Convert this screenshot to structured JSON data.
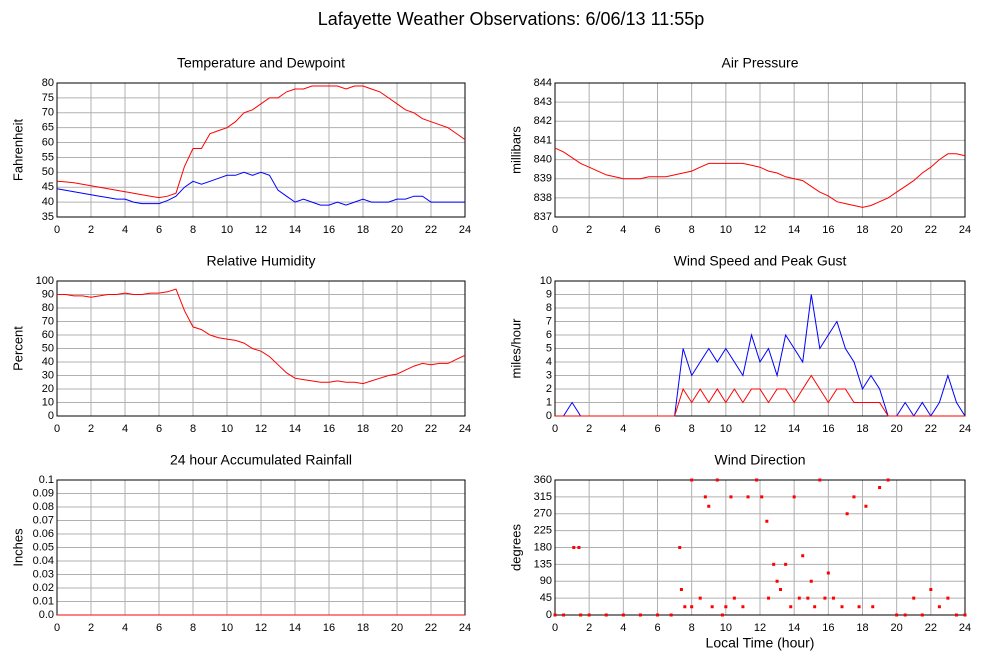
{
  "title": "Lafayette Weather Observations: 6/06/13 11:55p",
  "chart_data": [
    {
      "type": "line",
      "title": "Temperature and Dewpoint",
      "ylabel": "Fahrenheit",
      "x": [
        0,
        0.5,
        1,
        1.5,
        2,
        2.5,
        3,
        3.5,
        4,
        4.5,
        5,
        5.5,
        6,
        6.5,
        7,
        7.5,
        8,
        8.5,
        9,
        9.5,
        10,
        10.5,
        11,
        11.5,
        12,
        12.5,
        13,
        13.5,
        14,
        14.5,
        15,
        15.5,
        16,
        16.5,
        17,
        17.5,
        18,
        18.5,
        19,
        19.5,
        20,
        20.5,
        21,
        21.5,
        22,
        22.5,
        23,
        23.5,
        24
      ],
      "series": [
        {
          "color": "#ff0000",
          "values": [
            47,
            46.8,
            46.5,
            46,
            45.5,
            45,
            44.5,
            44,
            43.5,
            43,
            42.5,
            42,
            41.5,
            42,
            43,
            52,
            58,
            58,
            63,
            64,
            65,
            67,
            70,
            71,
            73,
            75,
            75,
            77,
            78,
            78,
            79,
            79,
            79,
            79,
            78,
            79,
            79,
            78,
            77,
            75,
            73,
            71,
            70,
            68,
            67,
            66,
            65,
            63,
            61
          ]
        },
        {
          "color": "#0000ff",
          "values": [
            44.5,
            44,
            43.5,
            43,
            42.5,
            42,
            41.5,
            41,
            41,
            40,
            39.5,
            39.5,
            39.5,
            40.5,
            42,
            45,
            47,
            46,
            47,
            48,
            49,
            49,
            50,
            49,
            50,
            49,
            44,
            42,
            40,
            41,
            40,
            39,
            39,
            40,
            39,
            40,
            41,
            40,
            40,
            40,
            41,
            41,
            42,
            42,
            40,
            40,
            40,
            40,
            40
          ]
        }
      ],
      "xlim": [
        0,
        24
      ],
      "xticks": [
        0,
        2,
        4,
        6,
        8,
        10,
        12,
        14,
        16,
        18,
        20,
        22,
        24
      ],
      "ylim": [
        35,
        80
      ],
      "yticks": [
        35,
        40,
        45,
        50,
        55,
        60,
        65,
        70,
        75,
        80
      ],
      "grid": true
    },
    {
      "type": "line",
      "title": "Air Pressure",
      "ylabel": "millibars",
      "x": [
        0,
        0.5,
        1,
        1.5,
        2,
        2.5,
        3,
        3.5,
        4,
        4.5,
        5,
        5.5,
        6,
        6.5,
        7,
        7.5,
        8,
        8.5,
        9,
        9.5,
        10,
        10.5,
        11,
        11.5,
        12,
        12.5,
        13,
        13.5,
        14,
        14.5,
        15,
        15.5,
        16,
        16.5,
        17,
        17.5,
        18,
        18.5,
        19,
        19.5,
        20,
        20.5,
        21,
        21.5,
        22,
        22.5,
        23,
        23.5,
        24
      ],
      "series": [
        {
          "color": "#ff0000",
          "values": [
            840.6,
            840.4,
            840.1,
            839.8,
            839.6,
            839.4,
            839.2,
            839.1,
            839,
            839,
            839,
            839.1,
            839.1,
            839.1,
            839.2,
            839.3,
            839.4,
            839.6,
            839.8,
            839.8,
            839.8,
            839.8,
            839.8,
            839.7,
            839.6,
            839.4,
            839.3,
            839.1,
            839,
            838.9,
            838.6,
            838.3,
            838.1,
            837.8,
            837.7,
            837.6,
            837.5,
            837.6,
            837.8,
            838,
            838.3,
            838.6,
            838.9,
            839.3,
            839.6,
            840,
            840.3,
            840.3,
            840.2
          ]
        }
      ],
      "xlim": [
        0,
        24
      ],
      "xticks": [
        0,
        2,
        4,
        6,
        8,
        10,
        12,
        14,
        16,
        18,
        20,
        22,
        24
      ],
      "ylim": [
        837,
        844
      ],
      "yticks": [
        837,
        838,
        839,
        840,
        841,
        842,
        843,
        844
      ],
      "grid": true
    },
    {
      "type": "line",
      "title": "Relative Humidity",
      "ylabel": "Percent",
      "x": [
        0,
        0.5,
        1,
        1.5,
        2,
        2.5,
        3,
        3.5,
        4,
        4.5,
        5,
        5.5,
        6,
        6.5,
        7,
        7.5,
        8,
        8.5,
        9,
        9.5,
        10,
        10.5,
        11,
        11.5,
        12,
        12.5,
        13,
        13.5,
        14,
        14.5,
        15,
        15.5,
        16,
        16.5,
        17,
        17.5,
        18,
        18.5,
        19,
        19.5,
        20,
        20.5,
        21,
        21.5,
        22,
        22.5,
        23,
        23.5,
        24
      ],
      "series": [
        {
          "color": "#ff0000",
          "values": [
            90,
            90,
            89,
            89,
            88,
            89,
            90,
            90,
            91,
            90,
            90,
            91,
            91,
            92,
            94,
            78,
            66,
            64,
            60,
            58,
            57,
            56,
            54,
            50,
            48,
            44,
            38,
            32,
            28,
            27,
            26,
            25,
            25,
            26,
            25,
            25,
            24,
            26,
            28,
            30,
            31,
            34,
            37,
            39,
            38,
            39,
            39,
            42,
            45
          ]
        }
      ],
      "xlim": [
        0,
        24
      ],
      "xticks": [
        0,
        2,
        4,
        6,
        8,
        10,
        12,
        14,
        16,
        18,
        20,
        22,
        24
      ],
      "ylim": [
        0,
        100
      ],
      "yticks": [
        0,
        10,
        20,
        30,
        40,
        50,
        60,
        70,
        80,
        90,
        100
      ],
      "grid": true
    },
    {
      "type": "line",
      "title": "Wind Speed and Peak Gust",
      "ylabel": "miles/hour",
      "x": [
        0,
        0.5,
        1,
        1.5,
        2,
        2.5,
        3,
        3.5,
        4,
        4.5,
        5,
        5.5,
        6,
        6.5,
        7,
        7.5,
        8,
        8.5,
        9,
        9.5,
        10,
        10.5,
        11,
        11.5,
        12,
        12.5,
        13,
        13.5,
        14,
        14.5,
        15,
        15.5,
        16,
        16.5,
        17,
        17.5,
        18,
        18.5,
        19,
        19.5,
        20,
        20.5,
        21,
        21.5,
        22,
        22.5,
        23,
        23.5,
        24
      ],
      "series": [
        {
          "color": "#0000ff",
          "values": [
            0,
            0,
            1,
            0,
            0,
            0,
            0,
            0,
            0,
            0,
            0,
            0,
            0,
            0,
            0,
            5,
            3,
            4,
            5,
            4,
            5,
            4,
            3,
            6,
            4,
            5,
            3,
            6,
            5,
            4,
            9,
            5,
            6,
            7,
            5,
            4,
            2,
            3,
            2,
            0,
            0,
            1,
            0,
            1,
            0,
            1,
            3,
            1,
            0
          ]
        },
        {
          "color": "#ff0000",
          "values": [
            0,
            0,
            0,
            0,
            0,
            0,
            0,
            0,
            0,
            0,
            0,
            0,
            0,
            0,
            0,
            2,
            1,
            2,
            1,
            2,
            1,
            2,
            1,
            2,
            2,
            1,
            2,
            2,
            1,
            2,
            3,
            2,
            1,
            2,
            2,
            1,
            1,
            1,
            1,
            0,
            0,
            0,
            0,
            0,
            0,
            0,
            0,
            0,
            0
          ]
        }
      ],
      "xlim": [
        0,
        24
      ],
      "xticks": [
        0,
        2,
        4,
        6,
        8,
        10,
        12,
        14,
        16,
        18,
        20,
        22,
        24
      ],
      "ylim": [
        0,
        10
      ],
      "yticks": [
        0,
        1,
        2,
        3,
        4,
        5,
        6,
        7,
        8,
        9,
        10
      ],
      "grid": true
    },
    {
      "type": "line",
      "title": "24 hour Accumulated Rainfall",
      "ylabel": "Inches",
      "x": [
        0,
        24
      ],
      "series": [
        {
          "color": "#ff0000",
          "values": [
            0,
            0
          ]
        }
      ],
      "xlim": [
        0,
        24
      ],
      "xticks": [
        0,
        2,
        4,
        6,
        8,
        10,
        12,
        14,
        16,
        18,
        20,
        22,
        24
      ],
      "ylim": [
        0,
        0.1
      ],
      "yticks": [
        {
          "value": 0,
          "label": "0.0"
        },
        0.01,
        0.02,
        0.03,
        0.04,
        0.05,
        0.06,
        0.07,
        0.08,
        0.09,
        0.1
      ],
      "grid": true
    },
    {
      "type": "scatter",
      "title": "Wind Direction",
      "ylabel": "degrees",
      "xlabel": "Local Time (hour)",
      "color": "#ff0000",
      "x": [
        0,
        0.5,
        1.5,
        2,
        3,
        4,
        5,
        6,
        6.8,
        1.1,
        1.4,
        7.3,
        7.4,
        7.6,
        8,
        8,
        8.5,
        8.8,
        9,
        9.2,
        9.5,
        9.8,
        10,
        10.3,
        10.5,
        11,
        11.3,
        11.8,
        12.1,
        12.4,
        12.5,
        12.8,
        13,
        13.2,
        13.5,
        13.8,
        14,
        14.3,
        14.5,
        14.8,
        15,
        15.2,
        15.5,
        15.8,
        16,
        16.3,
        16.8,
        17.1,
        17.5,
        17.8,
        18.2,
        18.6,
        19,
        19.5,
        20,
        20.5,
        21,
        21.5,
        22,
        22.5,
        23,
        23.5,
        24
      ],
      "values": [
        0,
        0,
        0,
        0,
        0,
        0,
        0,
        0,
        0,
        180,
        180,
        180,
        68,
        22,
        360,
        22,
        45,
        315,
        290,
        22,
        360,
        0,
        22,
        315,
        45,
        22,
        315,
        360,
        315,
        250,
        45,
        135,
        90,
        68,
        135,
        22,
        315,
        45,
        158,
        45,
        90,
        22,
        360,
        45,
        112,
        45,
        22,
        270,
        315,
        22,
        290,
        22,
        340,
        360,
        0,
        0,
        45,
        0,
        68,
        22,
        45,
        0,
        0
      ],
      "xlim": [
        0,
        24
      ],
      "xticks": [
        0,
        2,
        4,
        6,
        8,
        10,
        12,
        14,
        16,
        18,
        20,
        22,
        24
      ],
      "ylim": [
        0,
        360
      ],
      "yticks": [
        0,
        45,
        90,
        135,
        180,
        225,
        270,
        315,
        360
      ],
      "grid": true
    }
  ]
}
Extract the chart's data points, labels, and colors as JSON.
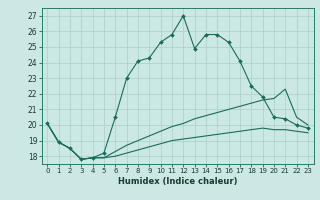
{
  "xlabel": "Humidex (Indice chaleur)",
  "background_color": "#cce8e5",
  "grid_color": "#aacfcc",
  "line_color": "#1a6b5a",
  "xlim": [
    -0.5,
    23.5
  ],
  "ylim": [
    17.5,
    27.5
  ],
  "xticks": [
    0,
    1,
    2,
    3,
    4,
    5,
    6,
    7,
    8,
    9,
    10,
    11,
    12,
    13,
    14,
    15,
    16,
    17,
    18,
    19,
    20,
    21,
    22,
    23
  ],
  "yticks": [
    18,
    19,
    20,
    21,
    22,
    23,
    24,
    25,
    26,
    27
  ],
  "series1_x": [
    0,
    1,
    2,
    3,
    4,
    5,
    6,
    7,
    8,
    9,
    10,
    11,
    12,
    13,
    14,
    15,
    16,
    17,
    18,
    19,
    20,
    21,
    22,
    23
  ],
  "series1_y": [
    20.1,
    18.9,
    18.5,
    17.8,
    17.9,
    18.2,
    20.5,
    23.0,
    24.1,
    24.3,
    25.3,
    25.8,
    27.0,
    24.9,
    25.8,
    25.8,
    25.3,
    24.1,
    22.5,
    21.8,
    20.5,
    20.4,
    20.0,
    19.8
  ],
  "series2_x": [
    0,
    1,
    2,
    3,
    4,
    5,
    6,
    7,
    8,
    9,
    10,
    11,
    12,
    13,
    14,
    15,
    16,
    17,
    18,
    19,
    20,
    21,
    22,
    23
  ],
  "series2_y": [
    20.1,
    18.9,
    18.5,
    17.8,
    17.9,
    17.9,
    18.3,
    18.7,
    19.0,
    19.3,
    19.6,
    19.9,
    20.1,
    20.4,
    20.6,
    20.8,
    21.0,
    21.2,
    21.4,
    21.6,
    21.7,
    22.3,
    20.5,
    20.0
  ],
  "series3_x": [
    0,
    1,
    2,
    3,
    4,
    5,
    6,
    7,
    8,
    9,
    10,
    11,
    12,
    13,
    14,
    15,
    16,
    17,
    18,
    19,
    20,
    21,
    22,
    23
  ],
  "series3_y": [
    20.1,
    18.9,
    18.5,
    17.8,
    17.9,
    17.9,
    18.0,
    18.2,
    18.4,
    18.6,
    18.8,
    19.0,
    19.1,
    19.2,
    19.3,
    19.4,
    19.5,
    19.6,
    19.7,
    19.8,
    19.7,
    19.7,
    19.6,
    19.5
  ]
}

== == ==

**What is required**.
Go through the material and select each line with the string "title" in it.

**Output of the exercise**.
  "title": "Lafayette Weather Observations: 6/06/13 11:55p",
      "title": "Temperature and Dewpoint",
      "title": "Air Pressure",
      "title": "Relative Humidity",
      "title": "Wind Speed and Peak Gust",
      "title": "24 hour Accumulated Rainfall",
      "title": "Wind Direction",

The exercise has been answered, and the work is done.